EXERCISE GOAL:
Give every entry again, unchanged, and leave its images out.
───── PROVIDED MATERIAL ─────
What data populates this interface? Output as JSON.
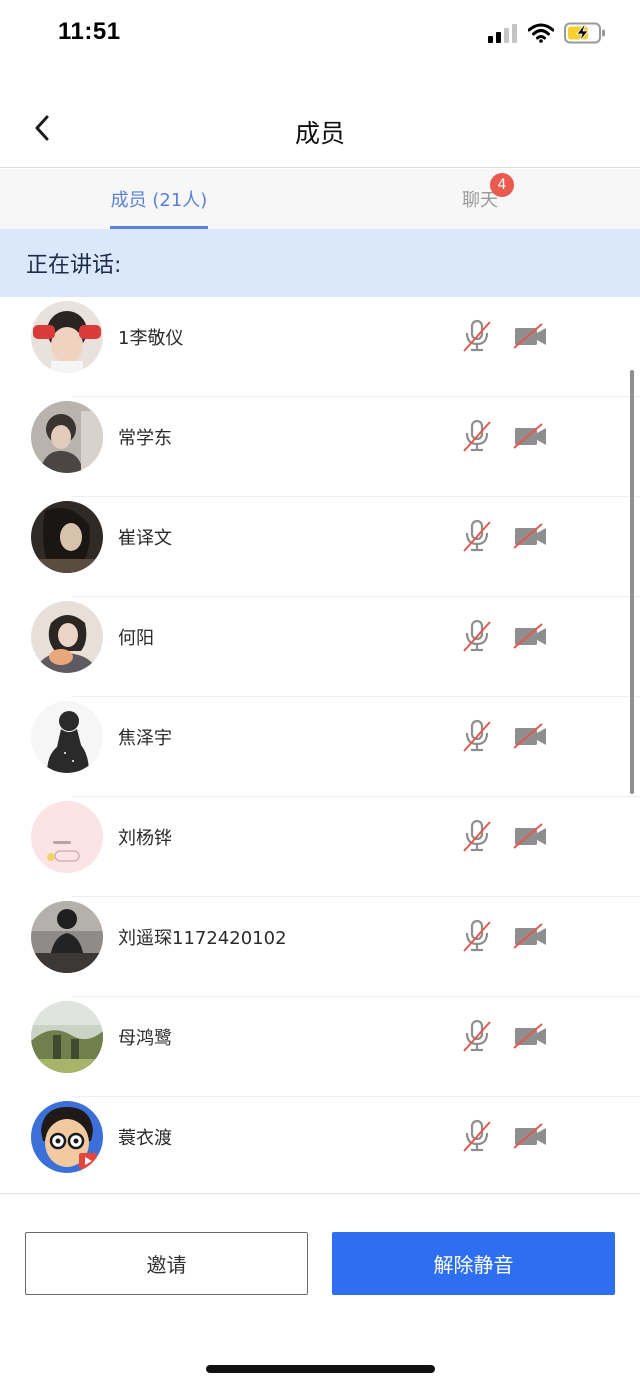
{
  "status_bar": {
    "time": "11:51"
  },
  "nav": {
    "title": "成员"
  },
  "tabs": {
    "members_label": "成员 (21人)",
    "chat_label": "聊天",
    "chat_badge": "4"
  },
  "speaking": {
    "label": "正在讲话:"
  },
  "members": [
    {
      "name": "1李敬仪",
      "mic": "muted",
      "camera": "off"
    },
    {
      "name": "常学东",
      "mic": "muted",
      "camera": "off"
    },
    {
      "name": "崔译文",
      "mic": "muted",
      "camera": "off"
    },
    {
      "name": "何阳",
      "mic": "muted",
      "camera": "off"
    },
    {
      "name": "焦泽宇",
      "mic": "muted",
      "camera": "off"
    },
    {
      "name": "刘杨铧",
      "mic": "muted",
      "camera": "off"
    },
    {
      "name": "刘遥琛1172420102",
      "mic": "muted",
      "camera": "off"
    },
    {
      "name": "母鸿鹭",
      "mic": "muted",
      "camera": "off"
    },
    {
      "name": "蓑衣渡",
      "mic": "muted",
      "camera": "off"
    }
  ],
  "bottom": {
    "invite_label": "邀请",
    "unmute_label": "解除静音"
  },
  "icons": {
    "back": "back-chevron-icon",
    "mic": "mic-muted-icon",
    "camera": "camera-off-icon",
    "signal": "cellular-signal-icon",
    "wifi": "wifi-icon",
    "battery": "battery-charging-icon"
  },
  "colors": {
    "accent": "#5b82d6",
    "primary_button": "#2d6ff0",
    "speaking_bg": "#dbe8fb",
    "badge": "#ea5a4e",
    "mute_slash": "#e05a4f",
    "battery_fill": "#f5d130"
  }
}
─────
SOLUTION TO THIS EXERCISE:
What data populates this interface? Output as JSON.
{
  "status_bar": {
    "time": "11:51"
  },
  "nav": {
    "title": "成员"
  },
  "tabs": {
    "members_label": "成员 (21人)",
    "chat_label": "聊天",
    "chat_badge": "4"
  },
  "speaking": {
    "label": "正在讲话:"
  },
  "members": [
    {
      "name": "1李敬仪",
      "mic": "muted",
      "camera": "off"
    },
    {
      "name": "常学东",
      "mic": "muted",
      "camera": "off"
    },
    {
      "name": "崔译文",
      "mic": "muted",
      "camera": "off"
    },
    {
      "name": "何阳",
      "mic": "muted",
      "camera": "off"
    },
    {
      "name": "焦泽宇",
      "mic": "muted",
      "camera": "off"
    },
    {
      "name": "刘杨铧",
      "mic": "muted",
      "camera": "off"
    },
    {
      "name": "刘遥琛1172420102",
      "mic": "muted",
      "camera": "off"
    },
    {
      "name": "母鸿鹭",
      "mic": "muted",
      "camera": "off"
    },
    {
      "name": "蓑衣渡",
      "mic": "muted",
      "camera": "off"
    }
  ],
  "bottom": {
    "invite_label": "邀请",
    "unmute_label": "解除静音"
  },
  "icons": {
    "back": "back-chevron-icon",
    "mic": "mic-muted-icon",
    "camera": "camera-off-icon",
    "signal": "cellular-signal-icon",
    "wifi": "wifi-icon",
    "battery": "battery-charging-icon"
  },
  "colors": {
    "accent": "#5b82d6",
    "primary_button": "#2d6ff0",
    "speaking_bg": "#dbe8fb",
    "badge": "#ea5a4e",
    "mute_slash": "#e05a4f",
    "battery_fill": "#f5d130"
  }
}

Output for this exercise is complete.